**Provided entries:**

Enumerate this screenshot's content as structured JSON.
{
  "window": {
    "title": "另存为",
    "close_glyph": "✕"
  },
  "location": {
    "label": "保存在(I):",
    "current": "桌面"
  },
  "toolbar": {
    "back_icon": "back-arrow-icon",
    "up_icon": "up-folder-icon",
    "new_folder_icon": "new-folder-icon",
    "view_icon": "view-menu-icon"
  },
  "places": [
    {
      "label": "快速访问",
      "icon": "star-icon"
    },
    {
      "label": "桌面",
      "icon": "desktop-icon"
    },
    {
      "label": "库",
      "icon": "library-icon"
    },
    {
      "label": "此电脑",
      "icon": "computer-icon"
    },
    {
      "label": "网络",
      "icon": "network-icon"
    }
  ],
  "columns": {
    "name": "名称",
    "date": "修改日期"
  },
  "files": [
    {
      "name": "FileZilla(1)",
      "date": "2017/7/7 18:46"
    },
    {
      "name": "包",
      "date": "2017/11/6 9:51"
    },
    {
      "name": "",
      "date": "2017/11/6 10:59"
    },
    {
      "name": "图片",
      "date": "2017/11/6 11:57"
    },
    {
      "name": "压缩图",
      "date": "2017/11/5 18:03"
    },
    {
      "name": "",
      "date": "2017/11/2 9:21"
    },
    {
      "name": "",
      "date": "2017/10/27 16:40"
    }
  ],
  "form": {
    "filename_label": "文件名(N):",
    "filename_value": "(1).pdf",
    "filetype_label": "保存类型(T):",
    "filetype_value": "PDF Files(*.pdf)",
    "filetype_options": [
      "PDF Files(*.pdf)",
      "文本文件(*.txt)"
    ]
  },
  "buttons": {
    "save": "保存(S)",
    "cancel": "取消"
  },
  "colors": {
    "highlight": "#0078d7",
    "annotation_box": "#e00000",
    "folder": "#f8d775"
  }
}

**Requirements:** Output every line above without altering anything.

**Response to the task:**
Enumerate this screenshot's content as structured JSON.
{
  "window": {
    "title": "另存为",
    "close_glyph": "✕"
  },
  "location": {
    "label": "保存在(I):",
    "current": "桌面"
  },
  "toolbar": {
    "back_icon": "back-arrow-icon",
    "up_icon": "up-folder-icon",
    "new_folder_icon": "new-folder-icon",
    "view_icon": "view-menu-icon"
  },
  "places": [
    {
      "label": "快速访问",
      "icon": "star-icon"
    },
    {
      "label": "桌面",
      "icon": "desktop-icon"
    },
    {
      "label": "库",
      "icon": "library-icon"
    },
    {
      "label": "此电脑",
      "icon": "computer-icon"
    },
    {
      "label": "网络",
      "icon": "network-icon"
    }
  ],
  "columns": {
    "name": "名称",
    "date": "修改日期"
  },
  "files": [
    {
      "name": "FileZilla(1)",
      "date": "2017/7/7 18:46"
    },
    {
      "name": "包",
      "date": "2017/11/6 9:51"
    },
    {
      "name": "",
      "date": "2017/11/6 10:59"
    },
    {
      "name": "图片",
      "date": "2017/11/6 11:57"
    },
    {
      "name": "压缩图",
      "date": "2017/11/5 18:03"
    },
    {
      "name": "",
      "date": "2017/11/2 9:21"
    },
    {
      "name": "",
      "date": "2017/10/27 16:40"
    }
  ],
  "form": {
    "filename_label": "文件名(N):",
    "filename_value": "(1).pdf",
    "filetype_label": "保存类型(T):",
    "filetype_value": "PDF Files(*.pdf)",
    "filetype_options": [
      "PDF Files(*.pdf)",
      "文本文件(*.txt)"
    ]
  },
  "buttons": {
    "save": "保存(S)",
    "cancel": "取消"
  },
  "colors": {
    "highlight": "#0078d7",
    "annotation_box": "#e00000",
    "folder": "#f8d775"
  }
}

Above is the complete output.